■ OBJECTIVE: Arrange the rows from the start through the one containing "star-icon[interactable]: ☆ [1873,38,1884,52]", both included, as a Markdown table with the columns "No." and "Row", leaving out any blank rows.

■ EXTRACTED RECORDS:
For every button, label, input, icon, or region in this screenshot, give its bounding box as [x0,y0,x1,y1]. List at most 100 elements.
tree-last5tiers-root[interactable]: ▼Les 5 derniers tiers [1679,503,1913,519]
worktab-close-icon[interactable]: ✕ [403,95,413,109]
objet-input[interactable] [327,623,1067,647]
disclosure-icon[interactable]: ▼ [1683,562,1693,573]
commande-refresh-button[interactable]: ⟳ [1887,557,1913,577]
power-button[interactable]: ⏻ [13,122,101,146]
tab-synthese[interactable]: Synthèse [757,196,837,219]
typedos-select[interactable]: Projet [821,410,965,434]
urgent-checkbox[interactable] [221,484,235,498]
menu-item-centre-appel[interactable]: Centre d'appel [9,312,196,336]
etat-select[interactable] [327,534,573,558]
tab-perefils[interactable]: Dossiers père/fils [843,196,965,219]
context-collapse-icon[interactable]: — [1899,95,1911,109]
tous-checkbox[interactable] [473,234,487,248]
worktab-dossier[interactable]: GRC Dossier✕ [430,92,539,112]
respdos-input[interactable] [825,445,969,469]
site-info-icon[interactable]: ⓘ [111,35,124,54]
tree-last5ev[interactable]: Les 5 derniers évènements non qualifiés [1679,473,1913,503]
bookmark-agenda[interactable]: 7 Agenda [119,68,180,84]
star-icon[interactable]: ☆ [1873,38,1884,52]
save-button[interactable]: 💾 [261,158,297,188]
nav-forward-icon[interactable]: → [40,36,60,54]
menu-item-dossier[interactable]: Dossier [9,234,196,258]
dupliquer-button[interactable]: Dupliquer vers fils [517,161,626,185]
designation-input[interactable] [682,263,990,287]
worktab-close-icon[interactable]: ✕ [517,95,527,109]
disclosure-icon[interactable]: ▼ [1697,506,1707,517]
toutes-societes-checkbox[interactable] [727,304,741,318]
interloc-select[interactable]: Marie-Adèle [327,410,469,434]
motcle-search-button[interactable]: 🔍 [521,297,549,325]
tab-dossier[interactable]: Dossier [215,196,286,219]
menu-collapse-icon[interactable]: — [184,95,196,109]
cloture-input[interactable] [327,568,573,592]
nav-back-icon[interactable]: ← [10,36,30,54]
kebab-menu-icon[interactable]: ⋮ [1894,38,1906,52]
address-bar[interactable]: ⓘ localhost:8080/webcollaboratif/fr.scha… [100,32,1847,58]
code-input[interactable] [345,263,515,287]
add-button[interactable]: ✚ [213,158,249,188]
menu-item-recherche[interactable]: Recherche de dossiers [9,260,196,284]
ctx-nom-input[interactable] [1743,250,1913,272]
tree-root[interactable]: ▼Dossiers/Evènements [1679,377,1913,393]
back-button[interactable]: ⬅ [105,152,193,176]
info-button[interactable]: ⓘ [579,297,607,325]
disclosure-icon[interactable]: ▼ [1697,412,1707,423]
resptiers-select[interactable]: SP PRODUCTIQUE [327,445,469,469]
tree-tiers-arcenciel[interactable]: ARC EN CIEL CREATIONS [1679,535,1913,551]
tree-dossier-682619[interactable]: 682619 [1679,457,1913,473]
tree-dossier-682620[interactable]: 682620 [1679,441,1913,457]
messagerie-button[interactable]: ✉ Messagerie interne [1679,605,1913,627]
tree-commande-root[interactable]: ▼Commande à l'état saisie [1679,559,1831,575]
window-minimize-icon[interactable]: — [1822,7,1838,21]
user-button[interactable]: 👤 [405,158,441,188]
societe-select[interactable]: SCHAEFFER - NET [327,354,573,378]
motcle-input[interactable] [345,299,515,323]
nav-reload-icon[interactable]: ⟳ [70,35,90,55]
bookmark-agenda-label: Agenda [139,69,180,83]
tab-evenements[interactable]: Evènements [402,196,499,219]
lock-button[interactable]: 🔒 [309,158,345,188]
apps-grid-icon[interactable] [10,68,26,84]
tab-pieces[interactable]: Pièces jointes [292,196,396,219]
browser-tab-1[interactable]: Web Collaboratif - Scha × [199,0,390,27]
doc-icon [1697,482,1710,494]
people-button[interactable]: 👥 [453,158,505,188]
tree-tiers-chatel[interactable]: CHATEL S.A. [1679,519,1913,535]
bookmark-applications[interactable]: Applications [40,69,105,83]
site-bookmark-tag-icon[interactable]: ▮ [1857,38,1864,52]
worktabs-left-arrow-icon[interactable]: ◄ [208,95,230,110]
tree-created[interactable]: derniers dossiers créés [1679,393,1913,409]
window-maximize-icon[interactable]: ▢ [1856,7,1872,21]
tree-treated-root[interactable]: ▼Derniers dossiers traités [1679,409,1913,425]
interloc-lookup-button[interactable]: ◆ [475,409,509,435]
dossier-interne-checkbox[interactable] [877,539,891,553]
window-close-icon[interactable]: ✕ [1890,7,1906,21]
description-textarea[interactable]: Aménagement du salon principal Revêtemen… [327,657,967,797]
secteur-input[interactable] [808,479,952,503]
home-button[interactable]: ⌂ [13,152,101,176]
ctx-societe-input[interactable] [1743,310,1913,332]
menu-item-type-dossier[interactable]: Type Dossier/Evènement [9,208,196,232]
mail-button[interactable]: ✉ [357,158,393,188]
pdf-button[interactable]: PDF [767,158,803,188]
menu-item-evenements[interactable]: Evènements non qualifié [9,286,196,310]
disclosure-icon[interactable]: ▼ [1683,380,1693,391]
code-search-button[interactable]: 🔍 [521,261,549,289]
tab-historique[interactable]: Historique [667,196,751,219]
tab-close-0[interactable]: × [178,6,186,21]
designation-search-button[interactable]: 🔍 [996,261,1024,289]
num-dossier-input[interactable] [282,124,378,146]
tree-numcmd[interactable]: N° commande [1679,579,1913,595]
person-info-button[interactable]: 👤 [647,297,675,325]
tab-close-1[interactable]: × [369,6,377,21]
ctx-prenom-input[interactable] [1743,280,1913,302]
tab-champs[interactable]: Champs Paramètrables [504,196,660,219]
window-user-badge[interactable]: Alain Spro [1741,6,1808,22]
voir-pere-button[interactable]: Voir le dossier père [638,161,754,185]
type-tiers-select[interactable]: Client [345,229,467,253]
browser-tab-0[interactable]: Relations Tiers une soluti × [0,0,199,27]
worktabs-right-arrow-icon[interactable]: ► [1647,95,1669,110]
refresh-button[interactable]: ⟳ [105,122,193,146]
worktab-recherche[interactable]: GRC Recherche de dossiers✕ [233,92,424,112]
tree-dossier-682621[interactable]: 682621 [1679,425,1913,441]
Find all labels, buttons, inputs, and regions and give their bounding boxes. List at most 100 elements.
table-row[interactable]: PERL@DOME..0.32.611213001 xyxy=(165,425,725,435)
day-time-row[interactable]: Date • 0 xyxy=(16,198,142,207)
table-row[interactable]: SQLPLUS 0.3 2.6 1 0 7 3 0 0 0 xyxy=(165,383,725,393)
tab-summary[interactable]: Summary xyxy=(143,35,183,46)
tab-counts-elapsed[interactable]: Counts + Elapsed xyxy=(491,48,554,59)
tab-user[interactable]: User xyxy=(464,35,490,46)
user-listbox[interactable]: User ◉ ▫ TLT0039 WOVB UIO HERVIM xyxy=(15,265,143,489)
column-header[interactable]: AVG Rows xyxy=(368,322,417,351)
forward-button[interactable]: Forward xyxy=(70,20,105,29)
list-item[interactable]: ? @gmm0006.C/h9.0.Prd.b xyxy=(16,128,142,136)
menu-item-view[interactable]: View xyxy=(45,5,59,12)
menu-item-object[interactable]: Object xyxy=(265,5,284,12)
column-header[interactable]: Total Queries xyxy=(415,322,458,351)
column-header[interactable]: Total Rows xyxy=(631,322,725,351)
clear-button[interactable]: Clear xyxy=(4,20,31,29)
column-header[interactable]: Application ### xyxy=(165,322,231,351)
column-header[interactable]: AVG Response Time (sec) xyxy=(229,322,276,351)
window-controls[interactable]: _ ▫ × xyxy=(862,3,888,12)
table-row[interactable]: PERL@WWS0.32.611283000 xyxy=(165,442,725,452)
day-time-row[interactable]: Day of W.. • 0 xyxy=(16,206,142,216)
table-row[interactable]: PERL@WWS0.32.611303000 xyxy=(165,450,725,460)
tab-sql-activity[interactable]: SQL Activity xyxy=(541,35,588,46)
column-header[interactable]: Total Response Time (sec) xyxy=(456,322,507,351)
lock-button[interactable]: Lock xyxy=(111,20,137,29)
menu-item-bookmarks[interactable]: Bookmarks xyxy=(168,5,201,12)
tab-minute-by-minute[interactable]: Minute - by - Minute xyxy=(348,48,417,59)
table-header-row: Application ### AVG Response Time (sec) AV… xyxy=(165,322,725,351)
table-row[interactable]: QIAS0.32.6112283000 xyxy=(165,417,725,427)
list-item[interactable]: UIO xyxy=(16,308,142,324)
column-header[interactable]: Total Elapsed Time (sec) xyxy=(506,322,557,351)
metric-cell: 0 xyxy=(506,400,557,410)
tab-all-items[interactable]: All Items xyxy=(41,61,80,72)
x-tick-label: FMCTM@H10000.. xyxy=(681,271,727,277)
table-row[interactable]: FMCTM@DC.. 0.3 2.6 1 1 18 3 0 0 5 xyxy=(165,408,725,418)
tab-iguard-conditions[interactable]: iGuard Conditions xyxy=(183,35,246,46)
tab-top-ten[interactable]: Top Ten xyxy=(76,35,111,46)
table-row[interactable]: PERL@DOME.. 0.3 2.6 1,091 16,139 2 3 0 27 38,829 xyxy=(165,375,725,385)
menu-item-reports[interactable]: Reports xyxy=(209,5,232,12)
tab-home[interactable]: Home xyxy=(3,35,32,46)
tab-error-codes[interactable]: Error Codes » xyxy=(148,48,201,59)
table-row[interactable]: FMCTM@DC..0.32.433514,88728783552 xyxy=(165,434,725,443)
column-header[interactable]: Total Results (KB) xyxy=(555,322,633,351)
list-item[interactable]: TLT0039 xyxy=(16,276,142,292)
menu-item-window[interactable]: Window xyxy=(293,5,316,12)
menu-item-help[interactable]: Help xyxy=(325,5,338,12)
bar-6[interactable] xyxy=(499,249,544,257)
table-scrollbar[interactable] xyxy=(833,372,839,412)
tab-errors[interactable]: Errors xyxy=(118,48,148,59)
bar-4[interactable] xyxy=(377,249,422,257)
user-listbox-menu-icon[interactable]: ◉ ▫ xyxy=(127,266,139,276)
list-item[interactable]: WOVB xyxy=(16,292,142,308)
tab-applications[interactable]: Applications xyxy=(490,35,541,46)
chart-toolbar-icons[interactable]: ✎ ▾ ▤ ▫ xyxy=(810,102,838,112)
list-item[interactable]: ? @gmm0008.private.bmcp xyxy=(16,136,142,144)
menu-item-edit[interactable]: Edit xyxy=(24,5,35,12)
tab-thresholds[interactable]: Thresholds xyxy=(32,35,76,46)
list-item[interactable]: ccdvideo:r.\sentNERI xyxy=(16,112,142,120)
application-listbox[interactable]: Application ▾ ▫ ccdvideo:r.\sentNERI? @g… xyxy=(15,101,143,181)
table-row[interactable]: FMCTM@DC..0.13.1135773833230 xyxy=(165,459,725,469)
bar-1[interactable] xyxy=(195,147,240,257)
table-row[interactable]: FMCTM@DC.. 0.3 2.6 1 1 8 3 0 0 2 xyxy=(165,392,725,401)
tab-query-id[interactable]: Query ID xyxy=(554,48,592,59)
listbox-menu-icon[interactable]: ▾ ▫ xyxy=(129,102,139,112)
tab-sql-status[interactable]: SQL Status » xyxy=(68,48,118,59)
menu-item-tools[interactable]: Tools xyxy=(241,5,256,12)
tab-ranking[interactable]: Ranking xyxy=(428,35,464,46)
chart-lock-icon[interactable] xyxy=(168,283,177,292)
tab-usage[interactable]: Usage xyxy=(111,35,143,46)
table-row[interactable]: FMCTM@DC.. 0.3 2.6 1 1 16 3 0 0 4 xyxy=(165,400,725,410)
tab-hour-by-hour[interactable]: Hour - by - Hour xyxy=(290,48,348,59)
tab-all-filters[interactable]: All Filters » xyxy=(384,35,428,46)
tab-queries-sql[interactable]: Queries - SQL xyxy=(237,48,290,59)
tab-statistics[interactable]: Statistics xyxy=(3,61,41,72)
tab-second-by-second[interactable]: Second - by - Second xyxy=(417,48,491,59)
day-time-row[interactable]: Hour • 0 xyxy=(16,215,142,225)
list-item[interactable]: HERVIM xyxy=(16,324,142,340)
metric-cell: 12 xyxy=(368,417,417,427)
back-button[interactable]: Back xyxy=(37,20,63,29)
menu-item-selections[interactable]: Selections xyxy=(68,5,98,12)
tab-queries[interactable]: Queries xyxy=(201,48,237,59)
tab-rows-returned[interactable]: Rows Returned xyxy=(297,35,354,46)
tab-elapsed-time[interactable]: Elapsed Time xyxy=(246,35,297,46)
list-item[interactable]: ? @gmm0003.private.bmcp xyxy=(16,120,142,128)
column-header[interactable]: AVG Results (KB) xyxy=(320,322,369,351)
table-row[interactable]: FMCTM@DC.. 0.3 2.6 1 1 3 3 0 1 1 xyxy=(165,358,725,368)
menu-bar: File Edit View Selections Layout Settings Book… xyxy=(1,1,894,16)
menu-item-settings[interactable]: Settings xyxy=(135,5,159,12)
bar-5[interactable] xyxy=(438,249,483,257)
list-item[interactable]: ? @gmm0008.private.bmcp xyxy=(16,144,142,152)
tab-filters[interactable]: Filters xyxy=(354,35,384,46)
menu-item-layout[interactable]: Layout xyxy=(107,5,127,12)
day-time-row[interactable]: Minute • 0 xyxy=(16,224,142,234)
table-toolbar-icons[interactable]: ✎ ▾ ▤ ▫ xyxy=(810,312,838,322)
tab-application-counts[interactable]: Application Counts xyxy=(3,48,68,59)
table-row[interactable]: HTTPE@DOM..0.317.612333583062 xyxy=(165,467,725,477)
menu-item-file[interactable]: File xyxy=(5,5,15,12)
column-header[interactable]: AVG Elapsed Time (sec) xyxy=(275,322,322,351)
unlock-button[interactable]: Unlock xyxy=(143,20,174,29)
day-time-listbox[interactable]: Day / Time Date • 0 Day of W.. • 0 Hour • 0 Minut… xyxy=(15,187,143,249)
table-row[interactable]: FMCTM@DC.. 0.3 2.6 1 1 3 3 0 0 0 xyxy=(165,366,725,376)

■ IN RESPONSE:
| No. | Row |
|---|---|
| 1 | For every button, label, input, icon, or region in this screenshot, give its bounding box as [x0,y0,x1,y1]. List at most 100 elements. |
| 2 | tree-last5tiers-root[interactable]: ▼Les 5 derniers tiers [1679,503,1913,519] |
| 3 | worktab-close-icon[interactable]: ✕ [403,95,413,109] |
| 4 | objet-input[interactable] [327,623,1067,647] |
| 5 | disclosure-icon[interactable]: ▼ [1683,562,1693,573] |
| 6 | commande-refresh-button[interactable]: ⟳ [1887,557,1913,577] |
| 7 | power-button[interactable]: ⏻ [13,122,101,146] |
| 8 | tab-synthese[interactable]: Synthèse [757,196,837,219] |
| 9 | typedos-select[interactable]: Projet [821,410,965,434] |
| 10 | urgent-checkbox[interactable] [221,484,235,498] |
| 11 | menu-item-centre-appel[interactable]: Centre d'appel [9,312,196,336] |
| 12 | etat-select[interactable] [327,534,573,558] |
| 13 | tab-perefils[interactable]: Dossiers père/fils [843,196,965,219] |
| 14 | context-collapse-icon[interactable]: — [1899,95,1911,109] |
| 15 | tous-checkbox[interactable] [473,234,487,248] |
| 16 | worktab-dossier[interactable]: GRC Dossier✕ [430,92,539,112] |
| 17 | respdos-input[interactable] [825,445,969,469] |
| 18 | site-info-icon[interactable]: ⓘ [111,35,124,54] |
| 19 | tree-last5ev[interactable]: Les 5 derniers évènements non qualifiés [1679,473,1913,503] |
| 20 | bookmark-agenda[interactable]: 7 Agenda [119,68,180,84] |
| 21 | star-icon[interactable]: ☆ [1873,38,1884,52] |